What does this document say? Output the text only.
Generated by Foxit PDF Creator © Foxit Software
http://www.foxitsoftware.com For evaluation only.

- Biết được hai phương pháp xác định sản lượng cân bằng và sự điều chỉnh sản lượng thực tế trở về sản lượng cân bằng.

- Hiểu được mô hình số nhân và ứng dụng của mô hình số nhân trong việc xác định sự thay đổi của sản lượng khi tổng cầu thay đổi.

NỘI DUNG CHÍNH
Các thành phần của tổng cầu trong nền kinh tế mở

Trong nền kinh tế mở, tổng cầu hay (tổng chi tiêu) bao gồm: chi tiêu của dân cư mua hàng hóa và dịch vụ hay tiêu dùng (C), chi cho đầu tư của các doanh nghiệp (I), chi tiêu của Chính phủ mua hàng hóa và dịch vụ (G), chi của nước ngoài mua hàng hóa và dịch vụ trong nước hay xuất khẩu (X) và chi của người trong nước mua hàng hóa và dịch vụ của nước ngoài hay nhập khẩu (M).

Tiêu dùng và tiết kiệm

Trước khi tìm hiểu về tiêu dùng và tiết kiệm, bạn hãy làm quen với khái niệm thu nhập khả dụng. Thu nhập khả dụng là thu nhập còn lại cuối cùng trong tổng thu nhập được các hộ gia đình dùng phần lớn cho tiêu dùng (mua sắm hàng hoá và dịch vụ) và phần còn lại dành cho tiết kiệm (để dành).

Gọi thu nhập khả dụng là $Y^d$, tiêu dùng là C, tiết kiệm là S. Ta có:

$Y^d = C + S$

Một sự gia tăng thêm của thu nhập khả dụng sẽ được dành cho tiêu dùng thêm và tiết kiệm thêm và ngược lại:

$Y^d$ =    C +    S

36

▸ TASK INSTRUCTIONS
Retype all the material above precisely, with no line left out.

▸ RESULT FOR THIS TASK
What does this document say? Output the text only.
Generated by Foxit PDF Creator © Foxit Software
http://www.foxitsoftware.com For evaluation only.

- Biết được hai phương pháp xác định sản lượng cân bằng và sự điều chỉnh sản lượng thực tế trở về sản lượng cân bằng.

- Hiểu được mô hình số nhân và ứng dụng của mô hình số nhân trong việc xác định sự thay đổi của sản lượng khi tổng cầu thay đổi.

NỘI DUNG CHÍNH
Các thành phần của tổng cầu trong nền kinh tế mở

Trong nền kinh tế mở, tổng cầu hay (tổng chi tiêu) bao gồm: chi tiêu của dân cư mua hàng hóa và dịch vụ hay tiêu dùng (C), chi cho đầu tư của các doanh nghiệp (I), chi tiêu của Chính phủ mua hàng hóa và dịch vụ (G), chi của nước ngoài mua hàng hóa và dịch vụ trong nước hay xuất khẩu (X) và chi của người trong nước mua hàng hóa và dịch vụ của nước ngoài hay nhập khẩu (M).

Tiêu dùng và tiết kiệm

Trước khi tìm hiểu về tiêu dùng và tiết kiệm, bạn hãy làm quen với khái niệm thu nhập khả dụng. Thu nhập khả dụng là thu nhập còn lại cuối cùng trong tổng thu nhập được các hộ gia đình dùng phần lớn cho tiêu dùng (mua sắm hàng hoá và dịch vụ) và phần còn lại dành cho tiết kiệm (để dành).

Gọi thu nhập khả dụng là $Y^d$, tiêu dùng là C, tiết kiệm là S. Ta có:

$Y^d = C + S$

Một sự gia tăng thêm của thu nhập khả dụng sẽ được dành cho tiêu dùng thêm và tiết kiệm thêm và ngược lại:

$Y^d$ =    C +    S

36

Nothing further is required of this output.